Dataset excerpts:
-- BEGIN --

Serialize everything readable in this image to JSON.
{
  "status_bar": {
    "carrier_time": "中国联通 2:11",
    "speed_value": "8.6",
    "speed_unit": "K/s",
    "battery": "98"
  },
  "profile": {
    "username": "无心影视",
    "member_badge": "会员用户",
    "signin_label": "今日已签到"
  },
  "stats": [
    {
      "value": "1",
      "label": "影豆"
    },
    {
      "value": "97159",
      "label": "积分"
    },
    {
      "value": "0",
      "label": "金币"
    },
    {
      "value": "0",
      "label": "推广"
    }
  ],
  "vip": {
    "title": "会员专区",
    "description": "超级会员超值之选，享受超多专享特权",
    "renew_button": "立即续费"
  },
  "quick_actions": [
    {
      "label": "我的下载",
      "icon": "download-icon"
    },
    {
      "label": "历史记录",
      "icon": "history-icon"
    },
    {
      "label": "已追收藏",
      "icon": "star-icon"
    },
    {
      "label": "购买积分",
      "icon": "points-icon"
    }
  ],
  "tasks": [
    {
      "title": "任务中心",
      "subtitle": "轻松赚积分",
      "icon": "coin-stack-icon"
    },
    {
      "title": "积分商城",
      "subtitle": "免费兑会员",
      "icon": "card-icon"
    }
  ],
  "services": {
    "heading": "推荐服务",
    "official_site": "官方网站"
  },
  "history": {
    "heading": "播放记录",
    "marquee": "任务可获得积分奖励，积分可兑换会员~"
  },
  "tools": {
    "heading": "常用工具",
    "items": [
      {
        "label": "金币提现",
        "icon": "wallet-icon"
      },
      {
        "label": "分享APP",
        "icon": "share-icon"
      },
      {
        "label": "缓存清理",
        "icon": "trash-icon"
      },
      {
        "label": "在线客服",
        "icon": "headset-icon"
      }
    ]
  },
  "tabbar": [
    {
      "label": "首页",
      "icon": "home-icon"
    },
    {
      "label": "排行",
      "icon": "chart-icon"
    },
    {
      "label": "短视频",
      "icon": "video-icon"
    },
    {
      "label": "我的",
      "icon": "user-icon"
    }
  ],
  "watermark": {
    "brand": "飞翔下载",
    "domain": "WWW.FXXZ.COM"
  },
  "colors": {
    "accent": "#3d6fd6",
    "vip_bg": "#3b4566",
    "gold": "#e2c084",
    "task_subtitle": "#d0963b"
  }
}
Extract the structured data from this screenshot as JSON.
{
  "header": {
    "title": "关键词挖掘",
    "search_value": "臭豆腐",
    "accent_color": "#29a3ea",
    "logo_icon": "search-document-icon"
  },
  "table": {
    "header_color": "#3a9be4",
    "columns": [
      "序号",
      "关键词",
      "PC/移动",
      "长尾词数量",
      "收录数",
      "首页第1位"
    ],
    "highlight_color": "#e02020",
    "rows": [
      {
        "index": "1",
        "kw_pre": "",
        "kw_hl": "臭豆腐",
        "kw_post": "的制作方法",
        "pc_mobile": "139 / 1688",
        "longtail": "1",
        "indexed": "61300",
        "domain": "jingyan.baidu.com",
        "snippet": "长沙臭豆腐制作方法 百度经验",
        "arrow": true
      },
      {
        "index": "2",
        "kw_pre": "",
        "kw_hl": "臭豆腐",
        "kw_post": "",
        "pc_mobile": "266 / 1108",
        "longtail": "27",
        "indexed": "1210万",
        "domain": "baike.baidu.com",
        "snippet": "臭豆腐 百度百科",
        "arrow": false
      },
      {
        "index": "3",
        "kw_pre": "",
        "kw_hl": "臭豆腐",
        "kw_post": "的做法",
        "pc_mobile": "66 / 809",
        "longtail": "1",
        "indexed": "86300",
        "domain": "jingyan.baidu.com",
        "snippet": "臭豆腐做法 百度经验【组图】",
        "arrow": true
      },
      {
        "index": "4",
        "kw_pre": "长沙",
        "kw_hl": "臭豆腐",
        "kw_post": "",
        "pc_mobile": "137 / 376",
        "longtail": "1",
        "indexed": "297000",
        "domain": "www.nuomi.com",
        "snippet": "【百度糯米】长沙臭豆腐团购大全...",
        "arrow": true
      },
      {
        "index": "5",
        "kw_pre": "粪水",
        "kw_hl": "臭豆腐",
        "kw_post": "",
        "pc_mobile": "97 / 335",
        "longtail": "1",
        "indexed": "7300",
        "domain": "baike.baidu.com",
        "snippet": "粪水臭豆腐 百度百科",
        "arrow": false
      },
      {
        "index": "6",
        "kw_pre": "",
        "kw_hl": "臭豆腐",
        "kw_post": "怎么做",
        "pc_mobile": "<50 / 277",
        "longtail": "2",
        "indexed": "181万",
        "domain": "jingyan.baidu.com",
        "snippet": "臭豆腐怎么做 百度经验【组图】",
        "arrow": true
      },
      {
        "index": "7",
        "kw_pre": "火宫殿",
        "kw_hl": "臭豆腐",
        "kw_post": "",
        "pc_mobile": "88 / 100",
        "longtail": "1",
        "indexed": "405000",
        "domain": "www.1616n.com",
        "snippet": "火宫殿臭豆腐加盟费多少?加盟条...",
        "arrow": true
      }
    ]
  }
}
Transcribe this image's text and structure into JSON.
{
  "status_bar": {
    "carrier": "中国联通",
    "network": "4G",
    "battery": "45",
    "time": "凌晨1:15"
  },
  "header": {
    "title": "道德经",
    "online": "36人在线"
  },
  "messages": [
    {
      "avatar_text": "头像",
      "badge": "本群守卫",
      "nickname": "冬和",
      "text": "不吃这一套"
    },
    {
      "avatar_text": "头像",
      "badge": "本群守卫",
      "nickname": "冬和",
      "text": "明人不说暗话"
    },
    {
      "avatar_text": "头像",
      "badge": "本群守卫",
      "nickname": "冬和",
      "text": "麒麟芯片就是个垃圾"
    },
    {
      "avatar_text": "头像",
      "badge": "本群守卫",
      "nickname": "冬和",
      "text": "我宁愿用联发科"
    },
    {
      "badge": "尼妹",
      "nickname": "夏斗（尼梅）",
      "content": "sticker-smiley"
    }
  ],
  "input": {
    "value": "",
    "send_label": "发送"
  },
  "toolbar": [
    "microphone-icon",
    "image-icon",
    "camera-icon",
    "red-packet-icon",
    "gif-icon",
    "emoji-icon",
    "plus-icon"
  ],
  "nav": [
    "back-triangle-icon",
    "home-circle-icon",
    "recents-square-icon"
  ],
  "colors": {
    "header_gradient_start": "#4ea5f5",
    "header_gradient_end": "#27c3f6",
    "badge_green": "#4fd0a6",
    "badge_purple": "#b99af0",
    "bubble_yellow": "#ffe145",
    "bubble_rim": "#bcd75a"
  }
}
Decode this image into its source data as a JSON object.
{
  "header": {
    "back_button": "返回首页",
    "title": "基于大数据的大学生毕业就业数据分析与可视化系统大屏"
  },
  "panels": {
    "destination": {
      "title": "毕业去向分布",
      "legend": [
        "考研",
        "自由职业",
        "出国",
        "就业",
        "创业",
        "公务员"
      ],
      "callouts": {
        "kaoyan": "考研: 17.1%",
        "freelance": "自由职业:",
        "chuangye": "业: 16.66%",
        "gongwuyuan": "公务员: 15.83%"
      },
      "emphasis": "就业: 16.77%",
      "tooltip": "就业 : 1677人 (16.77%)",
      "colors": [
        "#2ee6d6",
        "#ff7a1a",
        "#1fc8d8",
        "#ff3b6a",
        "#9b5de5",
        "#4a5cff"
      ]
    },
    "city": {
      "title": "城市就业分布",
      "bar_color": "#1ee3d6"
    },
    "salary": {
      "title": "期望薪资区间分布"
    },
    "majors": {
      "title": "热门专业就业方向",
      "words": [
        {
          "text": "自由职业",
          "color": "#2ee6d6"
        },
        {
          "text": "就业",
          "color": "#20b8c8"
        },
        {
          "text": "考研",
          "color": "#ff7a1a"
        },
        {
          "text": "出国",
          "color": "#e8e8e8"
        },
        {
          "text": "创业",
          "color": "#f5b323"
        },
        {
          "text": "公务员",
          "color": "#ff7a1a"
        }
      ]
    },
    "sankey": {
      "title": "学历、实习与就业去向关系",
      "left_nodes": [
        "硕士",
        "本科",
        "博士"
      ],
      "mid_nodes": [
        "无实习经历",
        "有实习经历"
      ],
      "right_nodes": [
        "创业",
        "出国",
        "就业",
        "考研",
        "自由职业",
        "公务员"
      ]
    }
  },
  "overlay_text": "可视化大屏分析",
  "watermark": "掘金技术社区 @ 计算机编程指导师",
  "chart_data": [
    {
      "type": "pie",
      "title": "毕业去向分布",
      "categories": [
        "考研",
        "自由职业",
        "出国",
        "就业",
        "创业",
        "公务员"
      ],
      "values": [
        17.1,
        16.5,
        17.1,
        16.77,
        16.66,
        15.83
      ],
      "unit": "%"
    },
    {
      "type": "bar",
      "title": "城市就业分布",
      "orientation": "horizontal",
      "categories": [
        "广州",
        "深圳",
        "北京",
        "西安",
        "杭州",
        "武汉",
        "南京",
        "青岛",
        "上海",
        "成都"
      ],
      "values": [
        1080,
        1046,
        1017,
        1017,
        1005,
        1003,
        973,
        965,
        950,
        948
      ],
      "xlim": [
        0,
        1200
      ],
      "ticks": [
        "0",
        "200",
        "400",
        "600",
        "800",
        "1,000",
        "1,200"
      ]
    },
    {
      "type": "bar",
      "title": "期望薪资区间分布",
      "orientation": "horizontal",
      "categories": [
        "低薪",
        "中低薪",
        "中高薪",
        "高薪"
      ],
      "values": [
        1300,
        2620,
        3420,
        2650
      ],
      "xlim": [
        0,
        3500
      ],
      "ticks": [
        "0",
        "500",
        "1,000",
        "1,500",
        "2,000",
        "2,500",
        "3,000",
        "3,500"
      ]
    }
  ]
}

-- END --

Go through the material above and copy each line that has the word "heading".

    "heading": "推荐服务",
    "heading": "播放记录",
    "heading": "常用工具",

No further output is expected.